(Document understanding data)
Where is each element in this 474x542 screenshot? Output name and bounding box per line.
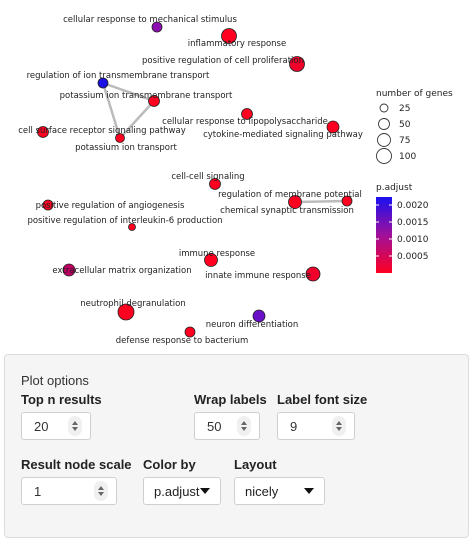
size-legend-label: 75 (399, 136, 410, 146)
size-legend-circle (378, 118, 390, 130)
size-legend-label: 25 (399, 104, 410, 114)
network-node-label: cell surface receptor signaling pathway (18, 126, 186, 136)
network-node (209, 178, 221, 190)
layout-label: Layout (234, 457, 277, 472)
result-node-scale-label: Result node scale (21, 457, 132, 472)
size-legend-circle (376, 148, 392, 164)
wrap-labels-label: Wrap labels (194, 392, 267, 407)
color-legend-label: 0.0010 (397, 235, 429, 245)
network-node-label: potassium ion transmembrane transport (60, 91, 233, 101)
enrichment-network-plot: cellular response to mechanical stimulus… (18, 15, 453, 346)
color-by-value: p.adjust (154, 483, 200, 499)
panel-title: Plot options (21, 373, 89, 388)
network-node-label: positive regulation of angiogenesis (36, 201, 185, 211)
size-legend-circle (379, 103, 389, 113)
network-node (305, 266, 321, 282)
network-node (204, 253, 218, 267)
network-edge (102, 81, 155, 103)
plot-options-panel: Plot options Top n results 20 Wrap label… (4, 354, 469, 538)
network-node (288, 195, 302, 209)
size-legend-circle (377, 133, 391, 147)
color-legend-label: 0.0015 (397, 218, 429, 228)
network-node-label: cellular response to mechanical stimulus (63, 15, 237, 25)
network-node (128, 223, 136, 231)
network-node-label: positive regulation of interleukin-6 pro… (27, 216, 222, 226)
network-node-label: chemical synaptic transmission (220, 206, 354, 216)
network-node-label: immune response (179, 249, 255, 259)
color-legend-label: 0.0005 (397, 252, 429, 262)
network-node (341, 195, 353, 207)
network-node-label: potassium ion transport (75, 143, 177, 153)
network-node-label: innate immune response (205, 271, 311, 281)
network-node-label: defense response to bacterium (116, 336, 249, 346)
label-font-size-value: 9 (290, 418, 298, 434)
stepper-icon[interactable] (68, 416, 82, 436)
network-node (97, 77, 109, 89)
network-node (184, 326, 196, 338)
network-node-label: neutrophil degranulation (80, 299, 185, 309)
network-edges (101, 81, 348, 204)
result-node-scale-input[interactable]: 1 (21, 477, 117, 505)
network-node (42, 199, 54, 211)
network-node (289, 56, 305, 72)
stepper-icon[interactable] (332, 416, 346, 436)
color-legend-bar (376, 197, 392, 273)
size-legend: number of genes 25 50 75 100 (376, 89, 453, 164)
network-node-label: extracellular matrix organization (52, 266, 191, 276)
network-node (241, 108, 253, 120)
network-node-label: regulation of ion transmembrane transpor… (27, 71, 210, 81)
network-node-label: inflammatory response (188, 39, 286, 49)
size-legend-title: number of genes (376, 89, 453, 99)
network-node-label: neuron differentiation (206, 320, 299, 330)
network-node (151, 21, 163, 33)
color-by-label: Color by (143, 457, 196, 472)
label-font-size-label: Label font size (277, 392, 368, 407)
network-node (148, 95, 160, 107)
top-n-value: 20 (34, 418, 49, 434)
network-node (221, 28, 237, 44)
color-by-select[interactable]: p.adjust (143, 477, 221, 505)
chevron-down-icon (304, 488, 314, 494)
network-node-label: positive regulation of cell proliferatio… (142, 56, 304, 66)
network-edge (101, 82, 122, 139)
color-legend: p.adjust 0.0020 0.0015 0.0010 0.0005 (376, 183, 429, 273)
network-node (117, 303, 135, 321)
layout-value: nicely (245, 483, 279, 499)
layout-select[interactable]: nicely (234, 477, 325, 505)
network-node-label: cellular response to lipopolysaccharide (162, 117, 328, 127)
color-legend-label: 0.0020 (397, 201, 429, 211)
network-node-label: cytokine-mediated signaling pathway (203, 130, 363, 140)
top-n-input[interactable]: 20 (21, 412, 91, 440)
wrap-labels-value: 50 (207, 418, 222, 434)
network-node (252, 309, 266, 323)
size-legend-label: 100 (399, 152, 416, 162)
label-font-size-input[interactable]: 9 (277, 412, 355, 440)
network-edge (294, 199, 348, 204)
network-edge (119, 100, 155, 139)
network-node (37, 126, 49, 138)
size-legend-label: 50 (399, 120, 411, 130)
network-node (62, 263, 76, 277)
network-node (326, 120, 340, 134)
network-node-label: cell-cell signaling (171, 172, 244, 182)
stepper-icon[interactable] (237, 416, 251, 436)
chevron-down-icon (200, 488, 210, 494)
stepper-icon[interactable] (94, 481, 108, 501)
top-n-label: Top n results (21, 392, 102, 407)
wrap-labels-input[interactable]: 50 (194, 412, 260, 440)
color-legend-title: p.adjust (376, 183, 413, 193)
result-node-scale-value: 1 (34, 483, 42, 499)
network-node (115, 133, 125, 143)
network-node-label: regulation of membrane potential (218, 190, 362, 200)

## Problem
Nothing but a number is expected: the tally of lines in the records that include the word "nicely".

## Written reply
2